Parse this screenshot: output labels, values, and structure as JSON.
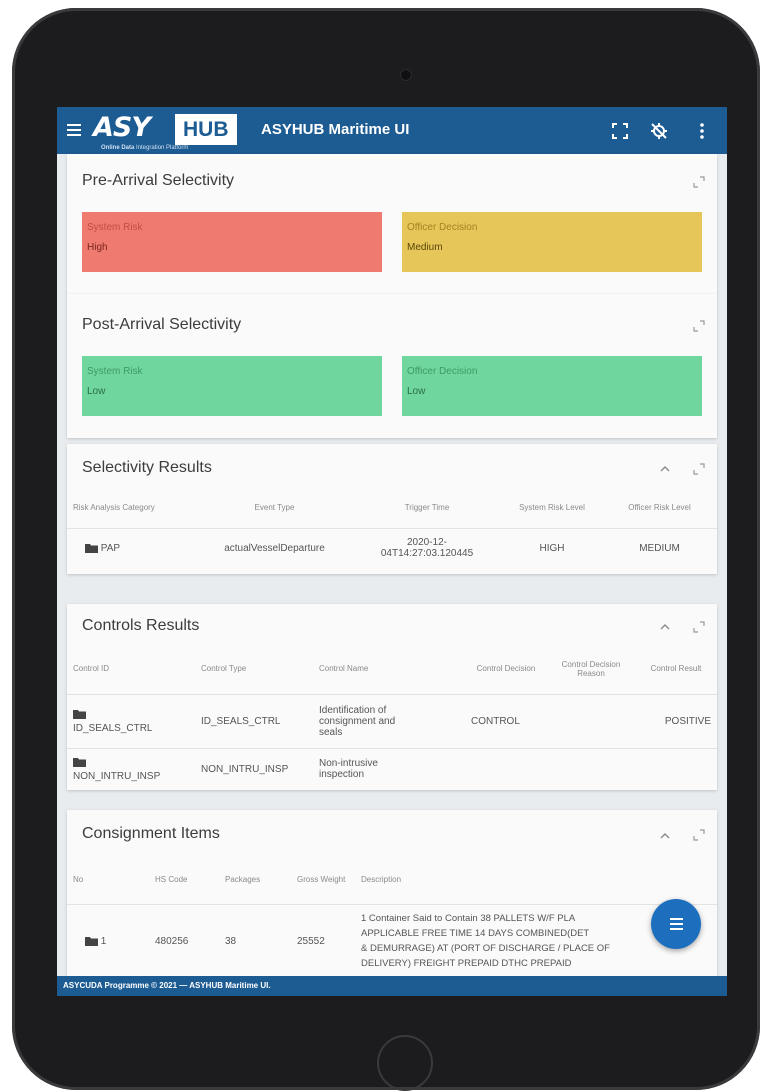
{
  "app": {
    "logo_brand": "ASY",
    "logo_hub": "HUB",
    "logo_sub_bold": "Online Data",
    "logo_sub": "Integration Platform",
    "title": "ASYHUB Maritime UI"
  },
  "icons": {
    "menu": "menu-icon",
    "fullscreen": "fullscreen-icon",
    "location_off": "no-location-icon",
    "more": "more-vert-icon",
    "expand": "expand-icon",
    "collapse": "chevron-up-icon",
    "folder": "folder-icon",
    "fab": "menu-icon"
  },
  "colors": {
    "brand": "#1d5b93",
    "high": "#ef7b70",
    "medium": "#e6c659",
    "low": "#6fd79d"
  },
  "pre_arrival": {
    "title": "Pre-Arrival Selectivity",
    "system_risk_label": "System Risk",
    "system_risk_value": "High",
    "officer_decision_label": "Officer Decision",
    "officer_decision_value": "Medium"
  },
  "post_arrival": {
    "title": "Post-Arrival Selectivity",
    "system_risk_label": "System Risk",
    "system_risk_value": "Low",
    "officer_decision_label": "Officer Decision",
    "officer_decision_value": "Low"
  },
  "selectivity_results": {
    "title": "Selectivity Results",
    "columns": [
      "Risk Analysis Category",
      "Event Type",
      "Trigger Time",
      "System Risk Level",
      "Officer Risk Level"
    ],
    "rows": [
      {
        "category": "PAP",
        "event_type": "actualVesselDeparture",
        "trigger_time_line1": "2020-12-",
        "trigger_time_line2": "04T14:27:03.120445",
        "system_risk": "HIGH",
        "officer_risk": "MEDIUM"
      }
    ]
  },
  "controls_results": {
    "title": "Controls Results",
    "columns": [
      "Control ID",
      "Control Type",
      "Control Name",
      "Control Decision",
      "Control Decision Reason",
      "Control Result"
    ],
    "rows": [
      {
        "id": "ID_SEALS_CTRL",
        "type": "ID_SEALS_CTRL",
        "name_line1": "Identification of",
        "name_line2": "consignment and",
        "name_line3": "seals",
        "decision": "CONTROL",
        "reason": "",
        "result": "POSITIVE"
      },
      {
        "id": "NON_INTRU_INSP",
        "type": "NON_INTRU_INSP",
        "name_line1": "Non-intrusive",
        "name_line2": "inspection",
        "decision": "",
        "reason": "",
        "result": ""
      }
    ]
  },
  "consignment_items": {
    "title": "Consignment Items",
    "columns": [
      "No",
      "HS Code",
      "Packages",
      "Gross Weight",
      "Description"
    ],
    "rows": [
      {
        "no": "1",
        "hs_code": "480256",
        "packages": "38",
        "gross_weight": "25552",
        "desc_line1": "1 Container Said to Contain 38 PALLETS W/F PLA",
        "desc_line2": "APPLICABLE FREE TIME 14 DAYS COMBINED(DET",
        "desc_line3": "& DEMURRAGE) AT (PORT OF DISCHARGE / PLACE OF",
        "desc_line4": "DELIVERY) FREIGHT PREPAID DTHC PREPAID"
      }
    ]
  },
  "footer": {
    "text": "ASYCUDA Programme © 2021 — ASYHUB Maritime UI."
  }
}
***
> _Your objective_: Scan the material above. Extract every line in which the word "title" occurs.

> _Solution for this task_:
    "title": "ASYHUB Maritime UI"
    "title": "Pre-Arrival Selectivity",
    "title": "Post-Arrival Selectivity",
    "title": "Selectivity Results",
    "title": "Controls Results",
    "title": "Consignment Items",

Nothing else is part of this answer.